Stored records.
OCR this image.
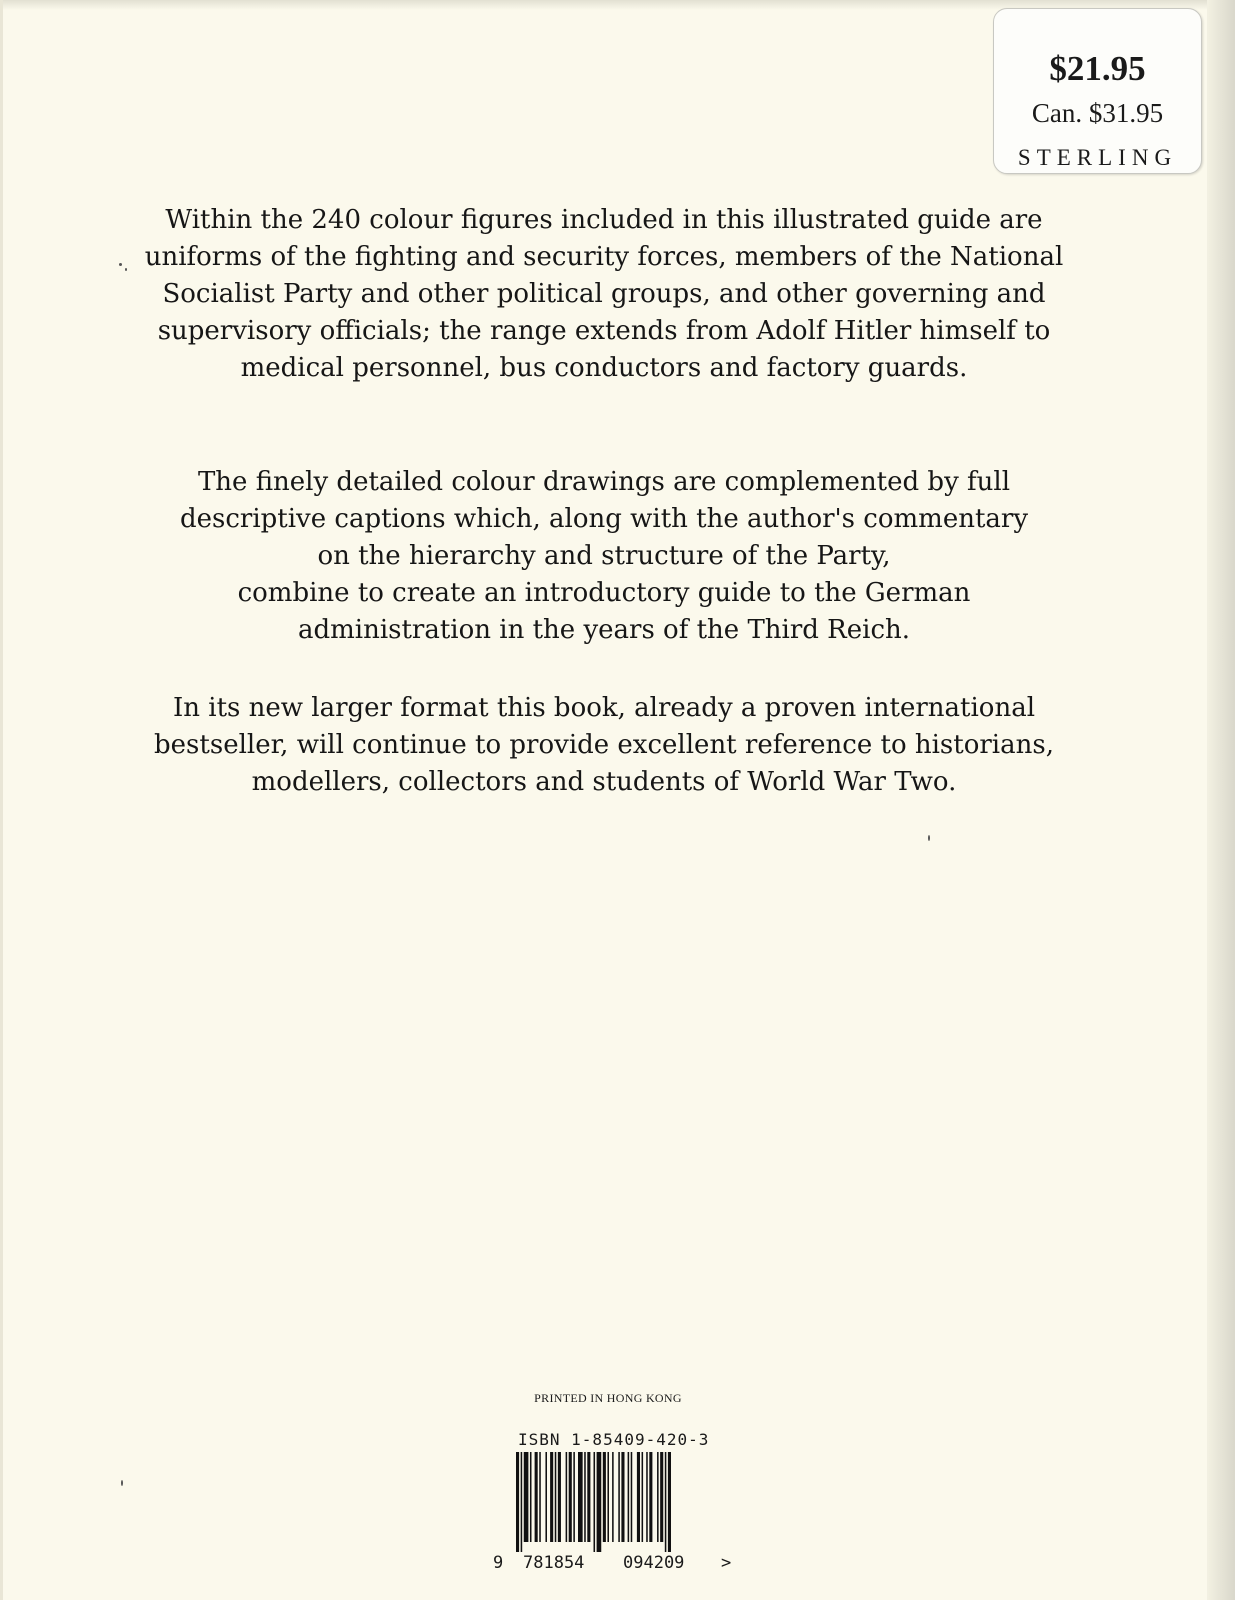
$21.95
Can. $31.95
STERLING

Within the 240 colour figures included in this illustrated guide are uniforms of the fighting and security forces, members of the National Socialist Party and other political groups, and other governing and supervisory officials; the range extends from Adolf Hitler himself to medical personnel, bus conductors and factory guards.

The finely detailed colour drawings are complemented by full
descriptive captions which, along with the author's commentary
on the hierarchy and structure of the Party,
combine to create an introductory guide to the German
administration in the years of the Third Reich.

In its new larger format this book, already a proven international bestseller, will continue to provide excellent reference to historians, modellers, collectors and students of World War Two.

PRINTED IN HONG KONG
ISBN 1-85409-420-3
9 781854 094209 >
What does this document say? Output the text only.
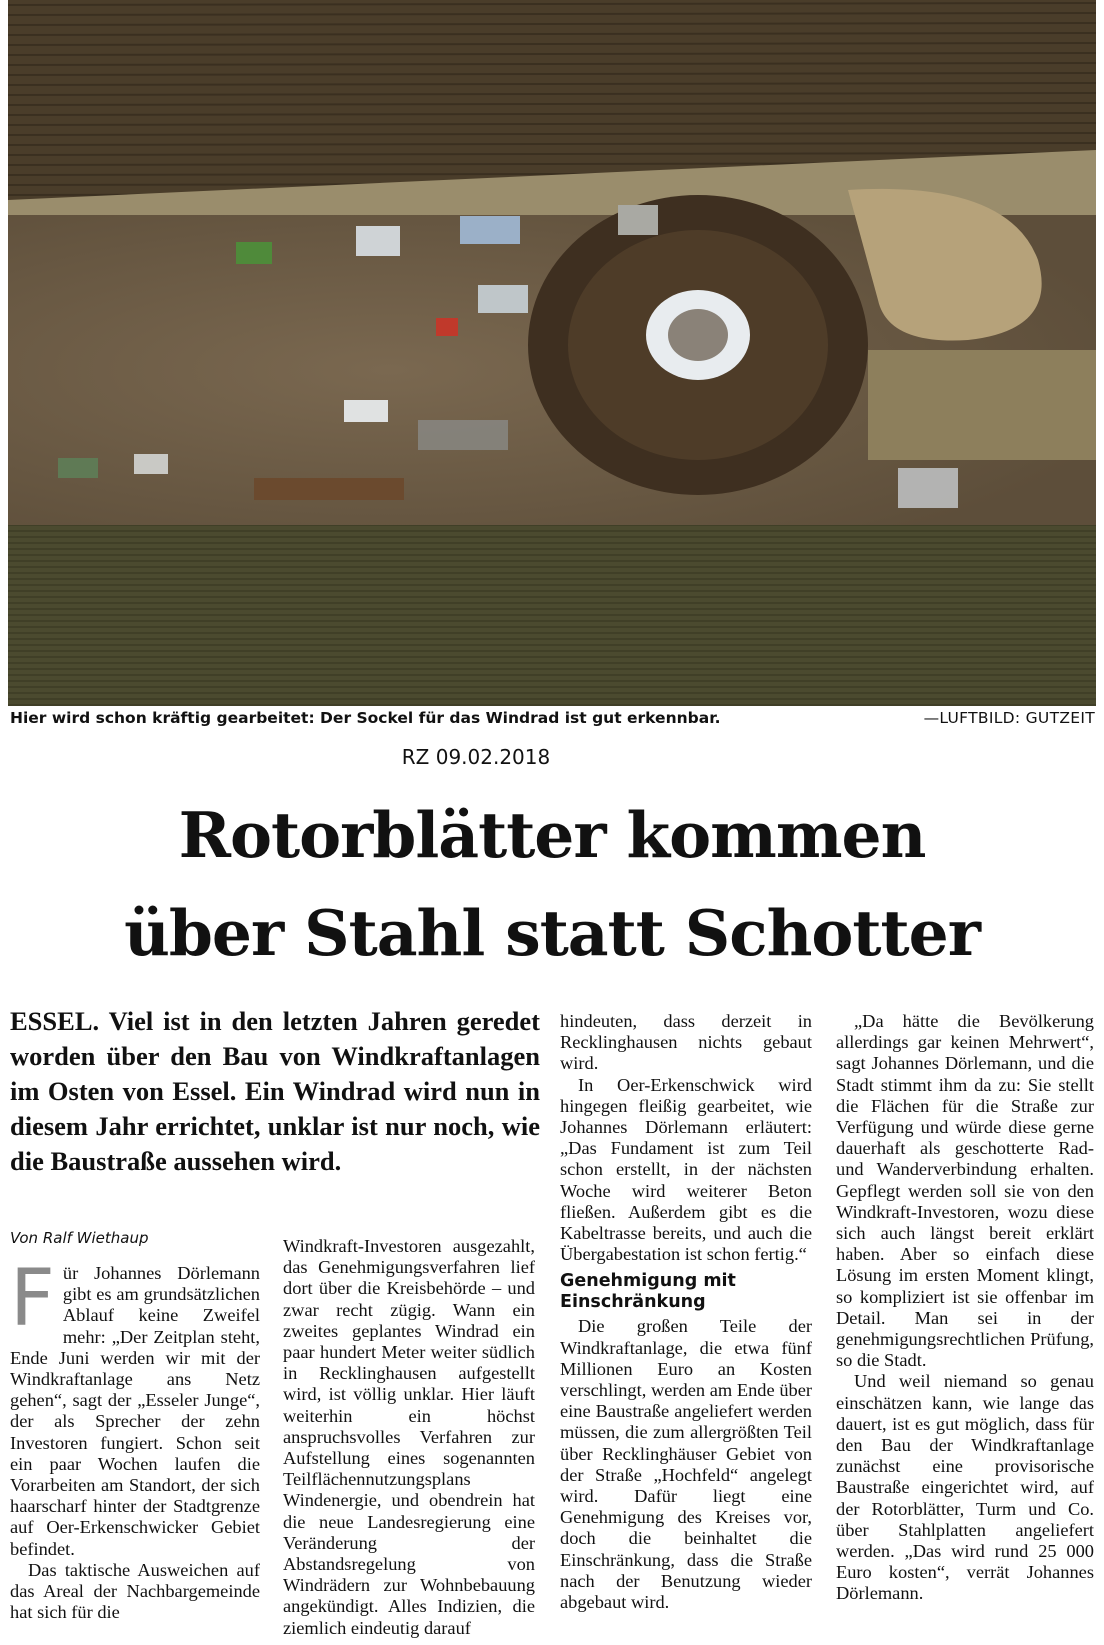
Hier wird schon kräftig gearbeitet: Der Sockel für das Windrad ist gut erkennbar.	—LUFTBILD: GUTZEIT
RZ 09.02.2018
Rotorblätter kommen
über Stahl statt Schotter
ESSEL. Viel ist in den letzten Jahren geredet worden über den Bau von Windkraftanlagen im Osten von Essel. Ein Windrad wird nun in diesem Jahr errichtet, unklar ist nur noch, wie die Baustraße aussehen wird.
Von Ralf Wiethaup
F ür Johannes Dörlemann gibt es am grundsätzlichen Ablauf keine Zweifel mehr: „Der Zeitplan steht, Ende Juni werden wir mit der Windkraftanlage ans Netz gehen“, sagt der „Esseler Junge“, der als Sprecher der zehn Investoren fungiert. Schon seit ein paar Wochen laufen die Vorarbeiten am Standort, der sich haarscharf hinter der Stadtgrenze auf Oer-Erkenschwicker Gebiet befindet.

Das taktische Ausweichen auf das Areal der Nachbargemeinde hat sich für die

Windkraft-Investoren ausgezahlt, das Genehmigungsverfahren lief dort über die Kreisbehörde – und zwar recht zügig. Wann ein zweites geplantes Windrad ein paar hundert Meter weiter südlich in Recklinghausen aufgestellt wird, ist völlig unklar. Hier läuft weiterhin ein höchst anspruchsvolles Verfahren zur Aufstellung eines sogenannten Teilflächennutzungsplans Windenergie, und obendrein hat die neue Landesregierung eine Veränderung der Abstandsregelung von Windrädern zur Wohnbebauung angekündigt. Alles Indizien, die ziemlich eindeutig darauf

hindeuten, dass derzeit in Recklinghausen nichts gebaut wird.

In Oer-Erkenschwick wird hingegen fleißig gearbeitet, wie Johannes Dörlemann erläutert: „Das Fundament ist zum Teil schon erstellt, in der nächsten Woche wird weiterer Beton fließen. Außerdem gibt es die Kabeltrasse bereits, und auch die Übergabestation ist schon fertig.“

Genehmigung mit Einschränkung

Die großen Teile der Windkraftanlage, die etwa fünf Millionen Euro an Kosten verschlingt, werden am Ende über eine Baustraße angeliefert werden müssen, die zum allergrößten Teil über Recklinghäuser Gebiet von der Straße „Hochfeld“ angelegt wird. Dafür liegt eine Genehmigung des Kreises vor, doch die beinhaltet die Einschränkung, dass die Straße nach der Benutzung wieder abgebaut wird.

„Da hätte die Bevölkerung allerdings gar keinen Mehrwert“, sagt Johannes Dörlemann, und die Stadt stimmt ihm da zu: Sie stellt die Flächen für die Straße zur Verfügung und würde diese gerne dauerhaft als geschotterte Rad- und Wanderverbindung erhalten. Gepflegt werden soll sie von den Windkraft-Investoren, wozu diese sich auch längst bereit erklärt haben. Aber so einfach diese Lösung im ersten Moment klingt, so kompliziert ist sie offenbar im Detail. Man sei in der genehmigungsrechtlichen Prüfung, so die Stadt.

Und weil niemand so genau einschätzen kann, wie lange das dauert, ist es gut möglich, dass für den Bau der Windkraftanlage zunächst eine provisorische Baustraße eingerichtet wird, auf der Rotorblätter, Turm und Co. über Stahlplatten angeliefert werden. „Das wird rund 25 000 Euro kosten“, verrät Johannes Dörlemann.
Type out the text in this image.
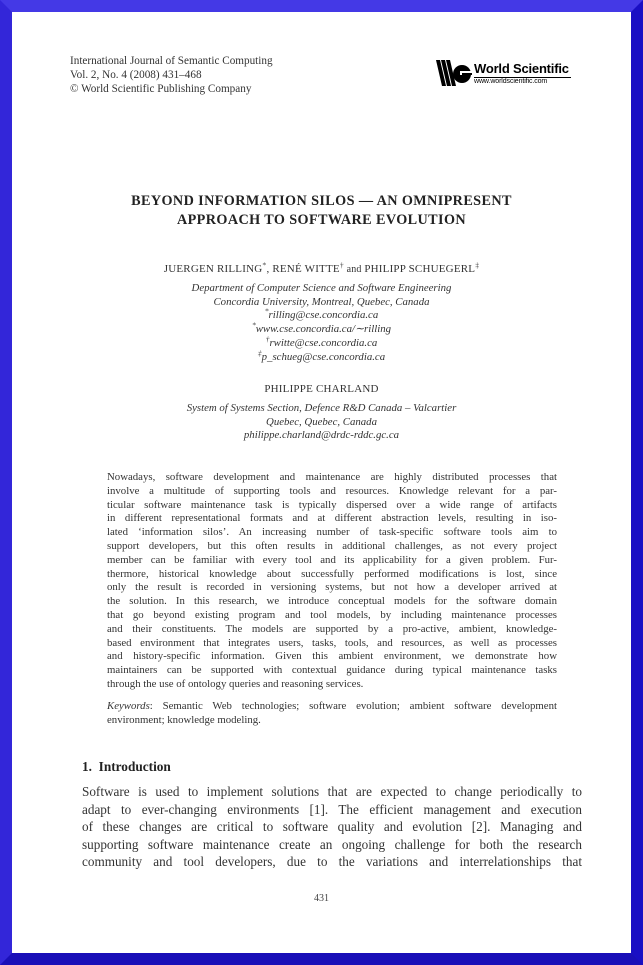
International Journal of Semantic Computing
Vol. 2, No. 4 (2008) 431–468
© World Scientific Publishing Company
World Scientific
www.worldscientific.com
BEYOND INFORMATION SILOS — AN OMNIPRESENT
APPROACH TO SOFTWARE EVOLUTION
JUERGEN RILLING*, RENÉ WITTE† and PHILIPP SCHUEGERL‡
Department of Computer Science and Software Engineering
Concordia University, Montreal, Quebec, Canada
*rilling@cse.concordia.ca
*www.cse.concordia.ca/∼rilling
†rwitte@cse.concordia.ca
‡p_schueg@cse.concordia.ca
PHILIPPE CHARLAND
System of Systems Section, Defence R&D Canada – Valcartier
Quebec, Quebec, Canada
philippe.charland@drdc-rddc.gc.ca
Nowadays, software development and maintenance are highly distributed processes that
involve a multitude of supporting tools and resources. Knowledge relevant for a par-
ticular software maintenance task is typically dispersed over a wide range of artifacts
in different representational formats and at different abstraction levels, resulting in iso-
lated ‘information silos’. An increasing number of task-specific software tools aim to
support developers, but this often results in additional challenges, as not every project
member can be familiar with every tool and its applicability for a given problem. Fur-
thermore, historical knowledge about successfully performed modifications is lost, since
only the result is recorded in versioning systems, but not how a developer arrived at
the solution. In this research, we introduce conceptual models for the software domain
that go beyond existing program and tool models, by including maintenance processes
and their constituents. The models are supported by a pro-active, ambient, knowledge-
based environment that integrates users, tasks, tools, and resources, as well as processes
and history-specific information. Given this ambient environment, we demonstrate how
maintainers can be supported with contextual guidance during typical maintenance tasks
through the use of ontology queries and reasoning services.
Keywords: Semantic Web technologies; software evolution; ambient software development
environment; knowledge modeling.
1. Introduction
Software is used to implement solutions that are expected to change periodically to
adapt to ever-changing environments [1]. The efficient management and execution
of these changes are critical to software quality and evolution [2]. Managing and
supporting software maintenance create an ongoing challenge for both the research
community and tool developers, due to the variations and interrelationships that
431
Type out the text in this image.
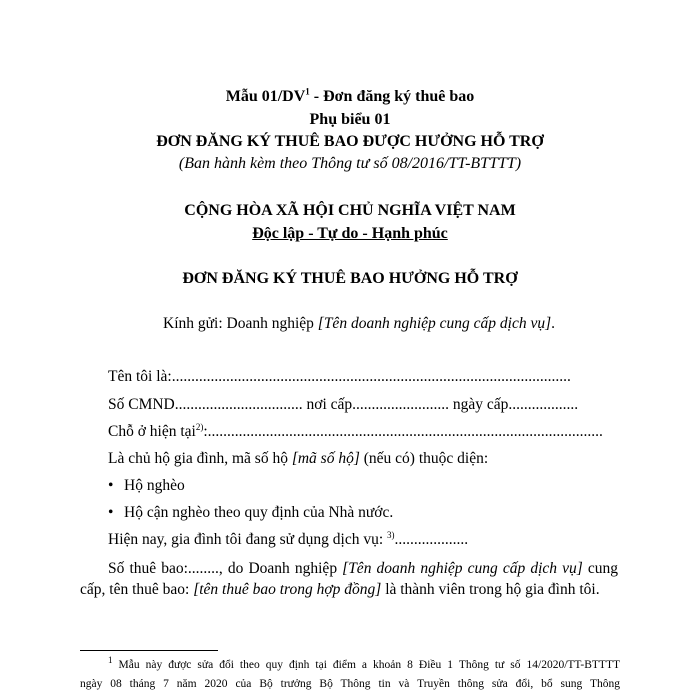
Mẫu $01/DV^1$ - Đơn đăng ký thuê bao
Phụ biểu 01
ĐƠN ĐĂNG KÝ THUÊ BAO ĐƯỢC HƯỞNG HỖ TRỢ
(Ban hành kèm theo Thông tư số 08/2016/TT-BTTTT)
CỘNG HÒA XÃ HỘI CHỦ NGHĨA VIỆT NAM
Độc lập - Tự do - Hạnh phúc
ĐƠN ĐĂNG KÝ THUÊ BAO HƯỞNG HỖ TRỢ
Kính gửi: Doanh nghiệp [Tên doanh nghiệp cung cấp dịch vụ].
Tên tôi là:.......................................................................................................
Số CMND................................. nơi cấp......................... ngày cấp..................
Chỗ ở hiện tại$^{2)}$:......................................................................................................
Là chủ hộ gia đình, mã số hộ [mã số hộ] (nếu có) thuộc diện:
• Hộ nghèo
• Hộ cận nghèo theo quy định của Nhà nước.
Hiện nay, gia đình tôi đang sử dụng dịch vụ: $^{3)}$...................
Số thuê bao:........, do Doanh nghiệp [Tên doanh nghiệp cung cấp dịch vụ] cung cấp, tên thuê bao: [tên thuê bao trong hợp đồng] là thành viên trong hộ gia đình tôi.
$^1$ Mẫu này được sửa đổi theo quy định tại điểm a khoản 8 Điều 1 Thông tư số 14/2020/TT-BTTTT
ngày 08 tháng 7 năm 2020 của Bộ trưởng Bộ Thông tin và Truyền thông sửa đổi, bổ sung Thông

Short exercise.
Make an exact copy of the data, leaving its pictures out.

Response to the task.
OCR this image.
$21.95
Can. $31.95
STERLING

Within the 240 colour figures included in this illustrated guide are uniforms of the fighting and security forces, members of the National Socialist Party and other political groups, and other governing and supervisory officials; the range extends from Adolf Hitler himself to medical personnel, bus conductors and factory guards.

The finely detailed colour drawings are complemented by full
descriptive captions which, along with the author's commentary
on the hierarchy and structure of the Party,
combine to create an introductory guide to the German
administration in the years of the Third Reich.

In its new larger format this book, already a proven international bestseller, will continue to provide excellent reference to historians, modellers, collectors and students of World War Two.

PRINTED IN HONG KONG
ISBN 1-85409-420-3
9 781854 094209 >
What does this document say? Output the text only.
Hier wird schon kräftig gearbeitet: Der Sockel für das Windrad ist gut erkennbar.	—LUFTBILD: GUTZEIT
RZ 09.02.2018
Rotorblätter kommen
über Stahl statt Schotter
ESSEL. Viel ist in den letzten Jahren geredet worden über den Bau von Windkraftanlagen im Osten von Essel. Ein Windrad wird nun in diesem Jahr errichtet, unklar ist nur noch, wie die Baustraße aussehen wird.
Von Ralf Wiethaup
F ür Johannes Dörlemann gibt es am grundsätzlichen Ablauf keine Zweifel mehr: „Der Zeitplan steht, Ende Juni werden wir mit der Windkraftanlage ans Netz gehen“, sagt der „Esseler Junge“, der als Sprecher der zehn Investoren fungiert. Schon seit ein paar Wochen laufen die Vorarbeiten am Standort, der sich haarscharf hinter der Stadtgrenze auf Oer-Erkenschwicker Gebiet befindet.

Das taktische Ausweichen auf das Areal der Nachbargemeinde hat sich für die

Windkraft-Investoren ausgezahlt, das Genehmigungsverfahren lief dort über die Kreisbehörde – und zwar recht zügig. Wann ein zweites geplantes Windrad ein paar hundert Meter weiter südlich in Recklinghausen aufgestellt wird, ist völlig unklar. Hier läuft weiterhin ein höchst anspruchsvolles Verfahren zur Aufstellung eines sogenannten Teilflächennutzungsplans Windenergie, und obendrein hat die neue Landesregierung eine Veränderung der Abstandsregelung von Windrädern zur Wohnbebauung angekündigt. Alles Indizien, die ziemlich eindeutig darauf

hindeuten, dass derzeit in Recklinghausen nichts gebaut wird.

In Oer-Erkenschwick wird hingegen fleißig gearbeitet, wie Johannes Dörlemann erläutert: „Das Fundament ist zum Teil schon erstellt, in der nächsten Woche wird weiterer Beton fließen. Außerdem gibt es die Kabeltrasse bereits, und auch die Übergabestation ist schon fertig.“

Genehmigung mit Einschränkung

Die großen Teile der Windkraftanlage, die etwa fünf Millionen Euro an Kosten verschlingt, werden am Ende über eine Baustraße angeliefert werden müssen, die zum allergrößten Teil über Recklinghäuser Gebiet von der Straße „Hochfeld“ angelegt wird. Dafür liegt eine Genehmigung des Kreises vor, doch die beinhaltet die Einschränkung, dass die Straße nach der Benutzung wieder abgebaut wird.

„Da hätte die Bevölkerung allerdings gar keinen Mehrwert“, sagt Johannes Dörlemann, und die Stadt stimmt ihm da zu: Sie stellt die Flächen für die Straße zur Verfügung und würde diese gerne dauerhaft als geschotterte Rad- und Wanderverbindung erhalten. Gepflegt werden soll sie von den Windkraft-Investoren, wozu diese sich auch längst bereit erklärt haben. Aber so einfach diese Lösung im ersten Moment klingt, so kompliziert ist sie offenbar im Detail. Man sei in der genehmigungsrechtlichen Prüfung, so die Stadt.

Und weil niemand so genau einschätzen kann, wie lange das dauert, ist es gut möglich, dass für den Bau der Windkraftanlage zunächst eine provisorische Baustraße eingerichtet wird, auf der Rotorblätter, Turm und Co. über Stahlplatten angeliefert werden. „Das wird rund 25 000 Euro kosten“, verrät Johannes Dörlemann.
Type out the text in this image.
International Journal of Semantic Computing
Vol. 2, No. 4 (2008) 431–468
© World Scientific Publishing Company
World Scientific
www.worldscientific.com
BEYOND INFORMATION SILOS — AN OMNIPRESENT
APPROACH TO SOFTWARE EVOLUTION
JUERGEN RILLING*, RENÉ WITTE† and PHILIPP SCHUEGERL‡
Department of Computer Science and Software Engineering
Concordia University, Montreal, Quebec, Canada
*rilling@cse.concordia.ca
*www.cse.concordia.ca/∼rilling
†rwitte@cse.concordia.ca
‡p_schueg@cse.concordia.ca
PHILIPPE CHARLAND
System of Systems Section, Defence R&D Canada – Valcartier
Quebec, Quebec, Canada
philippe.charland@drdc-rddc.gc.ca
Nowadays, software development and maintenance are highly distributed processes that
involve a multitude of supporting tools and resources. Knowledge relevant for a par-
ticular software maintenance task is typically dispersed over a wide range of artifacts
in different representational formats and at different abstraction levels, resulting in iso-
lated ‘information silos’. An increasing number of task-specific software tools aim to
support developers, but this often results in additional challenges, as not every project
member can be familiar with every tool and its applicability for a given problem. Fur-
thermore, historical knowledge about successfully performed modifications is lost, since
only the result is recorded in versioning systems, but not how a developer arrived at
the solution. In this research, we introduce conceptual models for the software domain
that go beyond existing program and tool models, by including maintenance processes
and their constituents. The models are supported by a pro-active, ambient, knowledge-
based environment that integrates users, tasks, tools, and resources, as well as processes
and history-specific information. Given this ambient environment, we demonstrate how
maintainers can be supported with contextual guidance during typical maintenance tasks
through the use of ontology queries and reasoning services.
Keywords: Semantic Web technologies; software evolution; ambient software development
environment; knowledge modeling.
1. Introduction
Software is used to implement solutions that are expected to change periodically to
adapt to ever-changing environments [1]. The efficient management and execution
of these changes are critical to software quality and evolution [2]. Managing and
supporting software maintenance create an ongoing challenge for both the research
community and tool developers, due to the variations and interrelationships that
431
Type out the text in this image.
Mẫu $01/DV^1$ - Đơn đăng ký thuê bao
Phụ biểu 01
ĐƠN ĐĂNG KÝ THUÊ BAO ĐƯỢC HƯỞNG HỖ TRỢ
(Ban hành kèm theo Thông tư số 08/2016/TT-BTTTT)
CỘNG HÒA XÃ HỘI CHỦ NGHĨA VIỆT NAM
Độc lập - Tự do - Hạnh phúc
ĐƠN ĐĂNG KÝ THUÊ BAO HƯỞNG HỖ TRỢ
Kính gửi: Doanh nghiệp [Tên doanh nghiệp cung cấp dịch vụ].
Tên tôi là:.......................................................................................................
Số CMND................................. nơi cấp......................... ngày cấp..................
Chỗ ở hiện tại$^{2)}$:......................................................................................................
Là chủ hộ gia đình, mã số hộ [mã số hộ] (nếu có) thuộc diện:
• Hộ nghèo
• Hộ cận nghèo theo quy định của Nhà nước.
Hiện nay, gia đình tôi đang sử dụng dịch vụ: $^{3)}$...................
Số thuê bao:........, do Doanh nghiệp [Tên doanh nghiệp cung cấp dịch vụ] cung cấp, tên thuê bao: [tên thuê bao trong hợp đồng] là thành viên trong hộ gia đình tôi.
$^1$ Mẫu này được sửa đổi theo quy định tại điểm a khoản 8 Điều 1 Thông tư số 14/2020/TT-BTTTT
ngày 08 tháng 7 năm 2020 của Bộ trưởng Bộ Thông tin và Truyền thông sửa đổi, bổ sung Thông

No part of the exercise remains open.